Task details: Copy out all lines that hold "Market".

..............................

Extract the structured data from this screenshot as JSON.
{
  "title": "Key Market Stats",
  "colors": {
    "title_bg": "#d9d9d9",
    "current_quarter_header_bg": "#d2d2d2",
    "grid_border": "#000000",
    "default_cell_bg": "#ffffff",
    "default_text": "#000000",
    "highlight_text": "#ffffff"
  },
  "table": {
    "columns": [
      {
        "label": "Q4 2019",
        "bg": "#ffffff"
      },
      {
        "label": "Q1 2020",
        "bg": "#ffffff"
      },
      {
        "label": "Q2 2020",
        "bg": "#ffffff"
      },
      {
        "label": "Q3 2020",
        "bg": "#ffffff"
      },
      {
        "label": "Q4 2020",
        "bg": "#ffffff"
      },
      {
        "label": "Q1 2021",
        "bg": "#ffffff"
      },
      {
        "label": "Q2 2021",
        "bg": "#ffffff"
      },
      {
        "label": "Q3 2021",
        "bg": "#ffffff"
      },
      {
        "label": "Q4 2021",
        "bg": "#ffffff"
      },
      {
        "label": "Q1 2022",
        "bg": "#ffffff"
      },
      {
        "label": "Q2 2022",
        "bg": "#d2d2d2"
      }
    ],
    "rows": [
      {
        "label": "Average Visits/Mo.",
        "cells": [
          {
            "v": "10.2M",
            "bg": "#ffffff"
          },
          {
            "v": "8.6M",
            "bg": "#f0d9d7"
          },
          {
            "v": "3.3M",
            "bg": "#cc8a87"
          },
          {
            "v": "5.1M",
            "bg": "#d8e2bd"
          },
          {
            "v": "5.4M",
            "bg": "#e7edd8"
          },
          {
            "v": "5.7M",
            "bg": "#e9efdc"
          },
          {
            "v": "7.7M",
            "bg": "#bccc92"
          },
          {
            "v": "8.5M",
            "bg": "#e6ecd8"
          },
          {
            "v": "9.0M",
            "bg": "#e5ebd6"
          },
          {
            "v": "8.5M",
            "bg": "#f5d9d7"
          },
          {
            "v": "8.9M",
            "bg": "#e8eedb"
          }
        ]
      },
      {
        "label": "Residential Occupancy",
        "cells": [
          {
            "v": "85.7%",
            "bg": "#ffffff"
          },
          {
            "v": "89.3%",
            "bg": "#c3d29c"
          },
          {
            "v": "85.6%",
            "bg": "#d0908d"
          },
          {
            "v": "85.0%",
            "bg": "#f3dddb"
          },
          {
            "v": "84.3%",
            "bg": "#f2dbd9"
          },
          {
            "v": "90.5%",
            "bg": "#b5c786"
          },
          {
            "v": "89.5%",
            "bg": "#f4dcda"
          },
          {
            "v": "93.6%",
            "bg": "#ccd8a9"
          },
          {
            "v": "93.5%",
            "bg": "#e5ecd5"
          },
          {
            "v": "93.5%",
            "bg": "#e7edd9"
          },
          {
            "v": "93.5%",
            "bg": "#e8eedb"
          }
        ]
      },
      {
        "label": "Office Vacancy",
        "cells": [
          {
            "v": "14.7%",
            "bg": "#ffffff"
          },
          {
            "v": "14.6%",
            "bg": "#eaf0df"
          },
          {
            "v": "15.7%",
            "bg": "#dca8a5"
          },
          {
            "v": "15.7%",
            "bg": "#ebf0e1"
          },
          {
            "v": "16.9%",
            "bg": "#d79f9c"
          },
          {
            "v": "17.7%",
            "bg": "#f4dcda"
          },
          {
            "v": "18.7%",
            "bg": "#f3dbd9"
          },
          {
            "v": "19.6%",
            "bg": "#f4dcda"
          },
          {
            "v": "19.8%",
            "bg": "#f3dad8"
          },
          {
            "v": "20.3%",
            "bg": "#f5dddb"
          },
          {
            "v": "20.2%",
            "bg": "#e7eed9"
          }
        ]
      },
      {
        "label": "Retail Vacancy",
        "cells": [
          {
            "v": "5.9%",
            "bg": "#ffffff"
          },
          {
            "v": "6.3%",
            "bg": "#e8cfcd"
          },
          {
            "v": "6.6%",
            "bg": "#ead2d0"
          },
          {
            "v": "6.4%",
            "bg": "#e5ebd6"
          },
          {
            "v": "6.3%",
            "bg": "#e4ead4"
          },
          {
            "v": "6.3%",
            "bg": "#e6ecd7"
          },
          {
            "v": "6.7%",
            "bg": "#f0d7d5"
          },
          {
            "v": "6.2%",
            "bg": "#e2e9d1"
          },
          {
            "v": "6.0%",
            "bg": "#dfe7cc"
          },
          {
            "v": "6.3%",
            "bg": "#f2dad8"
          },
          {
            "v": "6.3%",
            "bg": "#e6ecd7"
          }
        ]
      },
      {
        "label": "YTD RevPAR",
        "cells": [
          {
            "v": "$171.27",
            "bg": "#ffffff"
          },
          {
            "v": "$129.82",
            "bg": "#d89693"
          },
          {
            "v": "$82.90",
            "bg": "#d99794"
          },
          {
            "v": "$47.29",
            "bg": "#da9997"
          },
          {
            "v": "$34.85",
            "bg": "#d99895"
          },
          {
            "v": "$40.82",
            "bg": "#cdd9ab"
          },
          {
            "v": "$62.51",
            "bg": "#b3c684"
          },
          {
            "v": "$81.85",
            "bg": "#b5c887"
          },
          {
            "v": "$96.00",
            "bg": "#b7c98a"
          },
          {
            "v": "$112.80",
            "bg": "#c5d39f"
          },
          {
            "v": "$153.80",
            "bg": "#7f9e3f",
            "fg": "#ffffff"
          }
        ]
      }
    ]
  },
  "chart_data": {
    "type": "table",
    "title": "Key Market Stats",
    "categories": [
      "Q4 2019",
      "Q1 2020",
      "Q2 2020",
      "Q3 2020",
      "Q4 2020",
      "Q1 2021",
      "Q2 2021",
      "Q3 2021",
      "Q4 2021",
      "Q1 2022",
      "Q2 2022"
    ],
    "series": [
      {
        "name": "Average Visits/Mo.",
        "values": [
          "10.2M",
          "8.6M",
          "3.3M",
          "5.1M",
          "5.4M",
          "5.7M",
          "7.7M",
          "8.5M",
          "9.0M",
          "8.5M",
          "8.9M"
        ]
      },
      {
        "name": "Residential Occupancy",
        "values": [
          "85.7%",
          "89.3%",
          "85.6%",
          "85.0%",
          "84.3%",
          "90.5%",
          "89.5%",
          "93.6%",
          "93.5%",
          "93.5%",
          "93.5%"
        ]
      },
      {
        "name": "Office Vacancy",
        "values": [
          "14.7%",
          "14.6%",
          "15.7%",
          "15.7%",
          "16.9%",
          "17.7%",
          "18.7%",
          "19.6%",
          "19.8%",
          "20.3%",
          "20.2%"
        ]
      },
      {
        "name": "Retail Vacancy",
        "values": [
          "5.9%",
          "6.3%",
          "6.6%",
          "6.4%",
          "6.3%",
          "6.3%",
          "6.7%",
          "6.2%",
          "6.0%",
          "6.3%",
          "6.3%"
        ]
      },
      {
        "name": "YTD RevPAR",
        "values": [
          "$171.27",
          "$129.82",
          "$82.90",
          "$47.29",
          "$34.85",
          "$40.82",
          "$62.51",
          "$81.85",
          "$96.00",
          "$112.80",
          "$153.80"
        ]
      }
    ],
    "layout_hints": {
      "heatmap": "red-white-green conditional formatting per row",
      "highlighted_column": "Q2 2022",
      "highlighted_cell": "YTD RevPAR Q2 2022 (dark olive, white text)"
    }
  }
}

..............................

Output for this exercise:
  "title": "Key Market Stats",
    "title": "Key Market Stats",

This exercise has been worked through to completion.